What you have to do - From the listing below, pull out the lines that hold "content".

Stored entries
□ □ □ □
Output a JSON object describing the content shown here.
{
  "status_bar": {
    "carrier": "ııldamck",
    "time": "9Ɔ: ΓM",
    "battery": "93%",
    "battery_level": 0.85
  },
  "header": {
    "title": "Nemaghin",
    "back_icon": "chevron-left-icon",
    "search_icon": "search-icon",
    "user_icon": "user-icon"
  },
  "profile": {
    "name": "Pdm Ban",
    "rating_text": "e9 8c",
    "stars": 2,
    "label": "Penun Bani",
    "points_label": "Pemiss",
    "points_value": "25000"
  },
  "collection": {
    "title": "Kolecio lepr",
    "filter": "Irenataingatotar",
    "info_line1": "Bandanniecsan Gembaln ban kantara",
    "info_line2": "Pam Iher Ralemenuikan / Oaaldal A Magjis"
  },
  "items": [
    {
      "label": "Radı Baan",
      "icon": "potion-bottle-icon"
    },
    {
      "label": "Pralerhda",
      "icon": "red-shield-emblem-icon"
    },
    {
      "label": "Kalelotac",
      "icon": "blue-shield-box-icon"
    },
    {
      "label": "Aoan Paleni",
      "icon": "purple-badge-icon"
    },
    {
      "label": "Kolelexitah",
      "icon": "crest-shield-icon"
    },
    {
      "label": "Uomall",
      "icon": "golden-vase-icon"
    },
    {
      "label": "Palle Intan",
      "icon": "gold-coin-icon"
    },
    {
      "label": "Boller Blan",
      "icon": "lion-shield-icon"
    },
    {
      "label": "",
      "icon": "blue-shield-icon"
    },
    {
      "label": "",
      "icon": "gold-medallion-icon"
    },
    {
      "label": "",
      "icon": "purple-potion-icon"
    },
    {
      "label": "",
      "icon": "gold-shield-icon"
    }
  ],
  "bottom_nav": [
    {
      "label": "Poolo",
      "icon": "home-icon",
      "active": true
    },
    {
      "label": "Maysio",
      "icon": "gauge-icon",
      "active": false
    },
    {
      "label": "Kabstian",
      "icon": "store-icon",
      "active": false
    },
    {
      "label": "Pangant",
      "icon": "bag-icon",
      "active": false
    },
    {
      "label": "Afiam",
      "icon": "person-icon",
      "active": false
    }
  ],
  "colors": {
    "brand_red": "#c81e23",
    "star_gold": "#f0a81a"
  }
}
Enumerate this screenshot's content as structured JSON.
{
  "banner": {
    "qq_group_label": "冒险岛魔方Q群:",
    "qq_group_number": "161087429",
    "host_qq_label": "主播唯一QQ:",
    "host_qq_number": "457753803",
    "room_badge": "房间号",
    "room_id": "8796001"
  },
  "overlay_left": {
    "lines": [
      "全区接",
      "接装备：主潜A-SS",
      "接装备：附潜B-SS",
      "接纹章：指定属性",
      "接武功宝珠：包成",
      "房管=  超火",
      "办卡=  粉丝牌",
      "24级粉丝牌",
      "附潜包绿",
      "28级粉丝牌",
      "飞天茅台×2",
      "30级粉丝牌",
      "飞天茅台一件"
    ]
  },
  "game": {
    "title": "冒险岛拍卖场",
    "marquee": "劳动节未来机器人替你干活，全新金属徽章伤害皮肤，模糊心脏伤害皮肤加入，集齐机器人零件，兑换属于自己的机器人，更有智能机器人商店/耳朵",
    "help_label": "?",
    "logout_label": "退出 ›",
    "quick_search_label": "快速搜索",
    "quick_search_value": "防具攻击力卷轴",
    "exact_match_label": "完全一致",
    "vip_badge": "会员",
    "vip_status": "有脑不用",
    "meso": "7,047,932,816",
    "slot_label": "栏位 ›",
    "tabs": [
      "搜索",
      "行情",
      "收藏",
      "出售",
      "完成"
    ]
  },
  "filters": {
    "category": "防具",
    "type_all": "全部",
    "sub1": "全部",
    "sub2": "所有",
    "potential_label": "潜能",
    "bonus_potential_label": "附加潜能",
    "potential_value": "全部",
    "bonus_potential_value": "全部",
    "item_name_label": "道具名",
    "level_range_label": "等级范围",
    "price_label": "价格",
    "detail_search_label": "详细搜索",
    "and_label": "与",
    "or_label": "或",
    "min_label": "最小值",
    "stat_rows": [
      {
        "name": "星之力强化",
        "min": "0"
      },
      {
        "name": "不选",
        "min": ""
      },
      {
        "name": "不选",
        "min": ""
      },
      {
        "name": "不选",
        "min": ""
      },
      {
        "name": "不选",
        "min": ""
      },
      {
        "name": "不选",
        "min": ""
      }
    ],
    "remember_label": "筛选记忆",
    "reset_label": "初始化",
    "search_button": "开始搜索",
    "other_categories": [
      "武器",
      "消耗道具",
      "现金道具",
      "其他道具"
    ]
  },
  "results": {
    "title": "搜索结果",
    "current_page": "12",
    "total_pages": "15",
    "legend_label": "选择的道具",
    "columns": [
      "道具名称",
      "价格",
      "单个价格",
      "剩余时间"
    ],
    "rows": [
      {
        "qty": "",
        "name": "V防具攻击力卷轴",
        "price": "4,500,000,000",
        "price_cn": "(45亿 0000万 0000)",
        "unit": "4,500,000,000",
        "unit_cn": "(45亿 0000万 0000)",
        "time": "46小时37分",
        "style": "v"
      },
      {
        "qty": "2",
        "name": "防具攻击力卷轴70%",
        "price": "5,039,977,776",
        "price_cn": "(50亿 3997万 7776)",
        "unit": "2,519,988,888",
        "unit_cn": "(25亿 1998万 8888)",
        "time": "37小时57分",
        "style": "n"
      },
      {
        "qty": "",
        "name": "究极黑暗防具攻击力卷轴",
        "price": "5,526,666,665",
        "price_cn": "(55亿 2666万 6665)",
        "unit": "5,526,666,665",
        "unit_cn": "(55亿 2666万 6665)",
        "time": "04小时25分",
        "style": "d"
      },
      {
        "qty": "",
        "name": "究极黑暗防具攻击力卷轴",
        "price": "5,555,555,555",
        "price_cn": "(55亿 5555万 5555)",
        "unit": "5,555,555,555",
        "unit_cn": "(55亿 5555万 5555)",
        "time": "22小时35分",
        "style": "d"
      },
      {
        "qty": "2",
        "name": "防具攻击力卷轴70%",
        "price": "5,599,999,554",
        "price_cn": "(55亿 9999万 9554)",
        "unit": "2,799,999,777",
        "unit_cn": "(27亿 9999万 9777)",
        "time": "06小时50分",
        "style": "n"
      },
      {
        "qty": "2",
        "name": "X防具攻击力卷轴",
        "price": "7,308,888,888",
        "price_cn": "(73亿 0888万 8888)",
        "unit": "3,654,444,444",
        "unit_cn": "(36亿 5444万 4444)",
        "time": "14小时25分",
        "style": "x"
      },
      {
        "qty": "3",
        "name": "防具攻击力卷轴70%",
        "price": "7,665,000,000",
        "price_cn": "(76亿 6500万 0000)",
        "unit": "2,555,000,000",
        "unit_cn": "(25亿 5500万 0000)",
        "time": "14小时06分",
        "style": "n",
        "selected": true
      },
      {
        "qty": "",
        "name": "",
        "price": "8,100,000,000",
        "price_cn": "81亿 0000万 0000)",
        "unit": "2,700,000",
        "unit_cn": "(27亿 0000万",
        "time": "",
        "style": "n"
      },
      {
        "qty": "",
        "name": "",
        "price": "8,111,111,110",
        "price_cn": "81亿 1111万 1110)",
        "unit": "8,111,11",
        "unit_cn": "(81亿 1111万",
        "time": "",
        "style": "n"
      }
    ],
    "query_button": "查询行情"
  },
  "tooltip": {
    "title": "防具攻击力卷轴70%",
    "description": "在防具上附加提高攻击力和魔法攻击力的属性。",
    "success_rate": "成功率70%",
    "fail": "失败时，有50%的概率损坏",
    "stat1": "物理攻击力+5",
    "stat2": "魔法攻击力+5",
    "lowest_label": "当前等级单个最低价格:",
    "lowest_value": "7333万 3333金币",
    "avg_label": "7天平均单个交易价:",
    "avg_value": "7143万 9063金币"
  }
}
□ □ □ □
Task solution -
Output a JSON object describing the content shown here.
Enumerate this screenshot's content as structured JSON.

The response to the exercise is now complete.